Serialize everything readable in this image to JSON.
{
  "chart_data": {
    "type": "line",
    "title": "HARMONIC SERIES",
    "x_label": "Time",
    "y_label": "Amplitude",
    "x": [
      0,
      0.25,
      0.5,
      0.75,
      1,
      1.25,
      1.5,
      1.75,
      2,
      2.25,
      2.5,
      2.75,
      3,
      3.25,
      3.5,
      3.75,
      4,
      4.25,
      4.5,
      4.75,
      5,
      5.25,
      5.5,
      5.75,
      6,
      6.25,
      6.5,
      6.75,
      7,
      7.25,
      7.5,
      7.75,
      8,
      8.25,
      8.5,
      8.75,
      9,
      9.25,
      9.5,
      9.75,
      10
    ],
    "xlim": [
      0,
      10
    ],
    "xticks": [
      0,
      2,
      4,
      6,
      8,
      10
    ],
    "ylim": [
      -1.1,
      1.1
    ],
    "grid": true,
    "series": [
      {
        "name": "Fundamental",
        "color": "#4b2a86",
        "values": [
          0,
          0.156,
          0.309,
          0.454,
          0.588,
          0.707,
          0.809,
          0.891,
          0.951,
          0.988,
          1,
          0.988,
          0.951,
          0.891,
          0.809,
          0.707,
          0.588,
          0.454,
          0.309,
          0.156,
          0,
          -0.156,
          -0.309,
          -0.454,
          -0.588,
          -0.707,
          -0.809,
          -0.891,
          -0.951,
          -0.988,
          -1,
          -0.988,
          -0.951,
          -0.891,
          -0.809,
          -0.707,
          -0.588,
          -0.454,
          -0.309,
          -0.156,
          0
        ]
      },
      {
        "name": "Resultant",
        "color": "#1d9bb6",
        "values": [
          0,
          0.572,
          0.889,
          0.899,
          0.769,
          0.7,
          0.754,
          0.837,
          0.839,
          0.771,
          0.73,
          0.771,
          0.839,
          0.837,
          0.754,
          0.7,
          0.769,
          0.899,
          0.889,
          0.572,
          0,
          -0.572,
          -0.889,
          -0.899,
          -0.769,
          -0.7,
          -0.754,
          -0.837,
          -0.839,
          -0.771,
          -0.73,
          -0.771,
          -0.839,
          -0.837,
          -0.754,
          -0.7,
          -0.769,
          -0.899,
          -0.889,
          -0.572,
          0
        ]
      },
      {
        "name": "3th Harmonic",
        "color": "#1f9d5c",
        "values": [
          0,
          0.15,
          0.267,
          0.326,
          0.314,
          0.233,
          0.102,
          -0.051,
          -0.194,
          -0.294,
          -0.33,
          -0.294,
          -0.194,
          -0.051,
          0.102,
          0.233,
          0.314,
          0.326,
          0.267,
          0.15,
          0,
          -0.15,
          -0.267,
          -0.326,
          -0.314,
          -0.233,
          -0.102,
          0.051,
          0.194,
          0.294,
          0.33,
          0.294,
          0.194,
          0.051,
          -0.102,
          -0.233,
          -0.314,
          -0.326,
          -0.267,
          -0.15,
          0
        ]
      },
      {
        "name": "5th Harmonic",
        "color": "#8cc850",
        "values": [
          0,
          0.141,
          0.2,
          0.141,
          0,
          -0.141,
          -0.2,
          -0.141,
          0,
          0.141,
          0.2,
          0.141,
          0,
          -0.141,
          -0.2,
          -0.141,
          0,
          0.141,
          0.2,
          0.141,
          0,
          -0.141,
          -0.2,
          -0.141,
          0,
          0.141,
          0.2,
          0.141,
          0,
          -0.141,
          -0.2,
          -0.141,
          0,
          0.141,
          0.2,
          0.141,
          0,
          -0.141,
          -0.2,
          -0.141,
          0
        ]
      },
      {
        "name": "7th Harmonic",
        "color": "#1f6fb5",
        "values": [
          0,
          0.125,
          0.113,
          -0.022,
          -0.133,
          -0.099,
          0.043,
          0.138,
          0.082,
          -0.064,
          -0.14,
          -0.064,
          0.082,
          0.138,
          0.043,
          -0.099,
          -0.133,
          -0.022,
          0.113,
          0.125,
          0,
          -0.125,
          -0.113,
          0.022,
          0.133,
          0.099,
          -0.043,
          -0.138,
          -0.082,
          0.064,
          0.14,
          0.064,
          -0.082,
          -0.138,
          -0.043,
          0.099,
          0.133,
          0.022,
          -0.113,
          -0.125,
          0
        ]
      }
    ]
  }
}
———
- [Objective]:
Repeat all of the entries exactly.

- [Solution for this problem]:
Serialize everything readable in this image to JSON.
{
  "chart_data": {
    "type": "line",
    "title": "HARMONIC SERIES",
    "x_label": "Time",
    "y_label": "Amplitude",
    "x": [
      0,
      0.25,
      0.5,
      0.75,
      1,
      1.25,
      1.5,
      1.75,
      2,
      2.25,
      2.5,
      2.75,
      3,
      3.25,
      3.5,
      3.75,
      4,
      4.25,
      4.5,
      4.75,
      5,
      5.25,
      5.5,
      5.75,
      6,
      6.25,
      6.5,
      6.75,
      7,
      7.25,
      7.5,
      7.75,
      8,
      8.25,
      8.5,
      8.75,
      9,
      9.25,
      9.5,
      9.75,
      10
    ],
    "xlim": [
      0,
      10
    ],
    "xticks": [
      0,
      2,
      4,
      6,
      8,
      10
    ],
    "ylim": [
      -1.1,
      1.1
    ],
    "grid": true,
    "series": [
      {
        "name": "Fundamental",
        "color": "#4b2a86",
        "values": [
          0,
          0.156,
          0.309,
          0.454,
          0.588,
          0.707,
          0.809,
          0.891,
          0.951,
          0.988,
          1,
          0.988,
          0.951,
          0.891,
          0.809,
          0.707,
          0.588,
          0.454,
          0.309,
          0.156,
          0,
          -0.156,
          -0.309,
          -0.454,
          -0.588,
          -0.707,
          -0.809,
          -0.891,
          -0.951,
          -0.988,
          -1,
          -0.988,
          -0.951,
          -0.891,
          -0.809,
          -0.707,
          -0.588,
          -0.454,
          -0.309,
          -0.156,
          0
        ]
      },
      {
        "name": "Resultant",
        "color": "#1d9bb6",
        "values": [
          0,
          0.572,
          0.889,
          0.899,
          0.769,
          0.7,
          0.754,
          0.837,
          0.839,
          0.771,
          0.73,
          0.771,
          0.839,
          0.837,
          0.754,
          0.7,
          0.769,
          0.899,
          0.889,
          0.572,
          0,
          -0.572,
          -0.889,
          -0.899,
          -0.769,
          -0.7,
          -0.754,
          -0.837,
          -0.839,
          -0.771,
          -0.73,
          -0.771,
          -0.839,
          -0.837,
          -0.754,
          -0.7,
          -0.769,
          -0.899,
          -0.889,
          -0.572,
          0
        ]
      },
      {
        "name": "3th Harmonic",
        "color": "#1f9d5c",
        "values": [
          0,
          0.15,
          0.267,
          0.326,
          0.314,
          0.233,
          0.102,
          -0.051,
          -0.194,
          -0.294,
          -0.33,
          -0.294,
          -0.194,
          -0.051,
          0.102,
          0.233,
          0.314,
          0.326,
          0.267,
          0.15,
          0,
          -0.15,
          -0.267,
          -0.326,
          -0.314,
          -0.233,
          -0.102,
          0.051,
          0.194,
          0.294,
          0.33,
          0.294,
          0.194,
          0.051,
          -0.102,
          -0.233,
          -0.314,
          -0.326,
          -0.267,
          -0.15,
          0
        ]
      },
      {
        "name": "5th Harmonic",
        "color": "#8cc850",
        "values": [
          0,
          0.141,
          0.2,
          0.141,
          0,
          -0.141,
          -0.2,
          -0.141,
          0,
          0.141,
          0.2,
          0.141,
          0,
          -0.141,
          -0.2,
          -0.141,
          0,
          0.141,
          0.2,
          0.141,
          0,
          -0.141,
          -0.2,
          -0.141,
          0,
          0.141,
          0.2,
          0.141,
          0,
          -0.141,
          -0.2,
          -0.141,
          0,
          0.141,
          0.2,
          0.141,
          0,
          -0.141,
          -0.2,
          -0.141,
          0
        ]
      },
      {
        "name": "7th Harmonic",
        "color": "#1f6fb5",
        "values": [
          0,
          0.125,
          0.113,
          -0.022,
          -0.133,
          -0.099,
          0.043,
          0.138,
          0.082,
          -0.064,
          -0.14,
          -0.064,
          0.082,
          0.138,
          0.043,
          -0.099,
          -0.133,
          -0.022,
          0.113,
          0.125,
          0,
          -0.125,
          -0.113,
          0.022,
          0.133,
          0.099,
          -0.043,
          -0.138,
          -0.082,
          0.064,
          0.14,
          0.064,
          -0.082,
          -0.138,
          -0.043,
          0.099,
          0.133,
          0.022,
          -0.113,
          -0.125,
          0
        ]
      }
    ]
  }
}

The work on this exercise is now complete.